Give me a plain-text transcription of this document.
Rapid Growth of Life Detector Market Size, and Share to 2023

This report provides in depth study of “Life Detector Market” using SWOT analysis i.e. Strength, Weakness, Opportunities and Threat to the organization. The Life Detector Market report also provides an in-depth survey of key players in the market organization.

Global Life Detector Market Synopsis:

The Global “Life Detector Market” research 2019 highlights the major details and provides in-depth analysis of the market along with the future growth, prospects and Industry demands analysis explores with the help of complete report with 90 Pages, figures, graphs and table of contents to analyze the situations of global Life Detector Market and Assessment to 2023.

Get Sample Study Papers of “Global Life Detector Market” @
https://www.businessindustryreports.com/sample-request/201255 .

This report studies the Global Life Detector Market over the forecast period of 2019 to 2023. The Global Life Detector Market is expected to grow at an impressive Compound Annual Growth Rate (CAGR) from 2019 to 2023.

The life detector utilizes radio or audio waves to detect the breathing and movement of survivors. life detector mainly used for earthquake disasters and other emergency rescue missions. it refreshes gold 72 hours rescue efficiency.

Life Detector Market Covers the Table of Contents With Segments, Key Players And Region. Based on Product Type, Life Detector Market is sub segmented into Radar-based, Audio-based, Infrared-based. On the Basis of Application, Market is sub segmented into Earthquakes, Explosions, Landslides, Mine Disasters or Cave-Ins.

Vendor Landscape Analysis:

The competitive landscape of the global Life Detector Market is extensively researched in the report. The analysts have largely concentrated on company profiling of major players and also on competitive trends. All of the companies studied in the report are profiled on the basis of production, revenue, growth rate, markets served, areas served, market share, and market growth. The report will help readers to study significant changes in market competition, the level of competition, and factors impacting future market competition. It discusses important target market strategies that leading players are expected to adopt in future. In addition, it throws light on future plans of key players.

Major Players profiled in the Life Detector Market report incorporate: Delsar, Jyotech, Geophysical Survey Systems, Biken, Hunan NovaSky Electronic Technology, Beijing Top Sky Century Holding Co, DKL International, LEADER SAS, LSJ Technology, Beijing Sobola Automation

^^^^^^^^^^^^^^^^

Write the material out exactly, with nothing left out.

Give me a plain-text transcription of this document.
Rapid Growth of Life Detector Market Size, and Share to 2023

This report provides in depth study of “Life Detector Market” using SWOT analysis i.e. Strength, Weakness, Opportunities and Threat to the organization. The Life Detector Market report also provides an in-depth survey of key players in the market organization.

Global Life Detector Market Synopsis:

The Global “Life Detector Market” research 2019 highlights the major details and provides in-depth analysis of the market along with the future growth, prospects and Industry demands analysis explores with the help of complete report with 90 Pages, figures, graphs and table of contents to analyze the situations of global Life Detector Market and Assessment to 2023.

Get Sample Study Papers of “Global Life Detector Market” @
https://www.businessindustryreports.com/sample-request/201255 .

This report studies the Global Life Detector Market over the forecast period of 2019 to 2023. The Global Life Detector Market is expected to grow at an impressive Compound Annual Growth Rate (CAGR) from 2019 to 2023.

The life detector utilizes radio or audio waves to detect the breathing and movement of survivors. life detector mainly used for earthquake disasters and other emergency rescue missions. it refreshes gold 72 hours rescue efficiency.

Life Detector Market Covers the Table of Contents With Segments, Key Players And Region. Based on Product Type, Life Detector Market is sub segmented into Radar-based, Audio-based, Infrared-based. On the Basis of Application, Market is sub segmented into Earthquakes, Explosions, Landslides, Mine Disasters or Cave-Ins.

Vendor Landscape Analysis:

The competitive landscape of the global Life Detector Market is extensively researched in the report. The analysts have largely concentrated on company profiling of major players and also on competitive trends. All of the companies studied in the report are profiled on the basis of production, revenue, growth rate, markets served, areas served, market share, and market growth. The report will help readers to study significant changes in market competition, the level of competition, and factors impacting future market competition. It discusses important target market strategies that leading players are expected to adopt in future. In addition, it throws light on future plans of key players.

Major Players profiled in the Life Detector Market report incorporate: Delsar, Jyotech, Geophysical Survey Systems, Biken, Hunan NovaSky Electronic Technology, Beijing Top Sky Century Holding Co, DKL International, LEADER SAS, LSJ Technology, Beijing Sobola Automation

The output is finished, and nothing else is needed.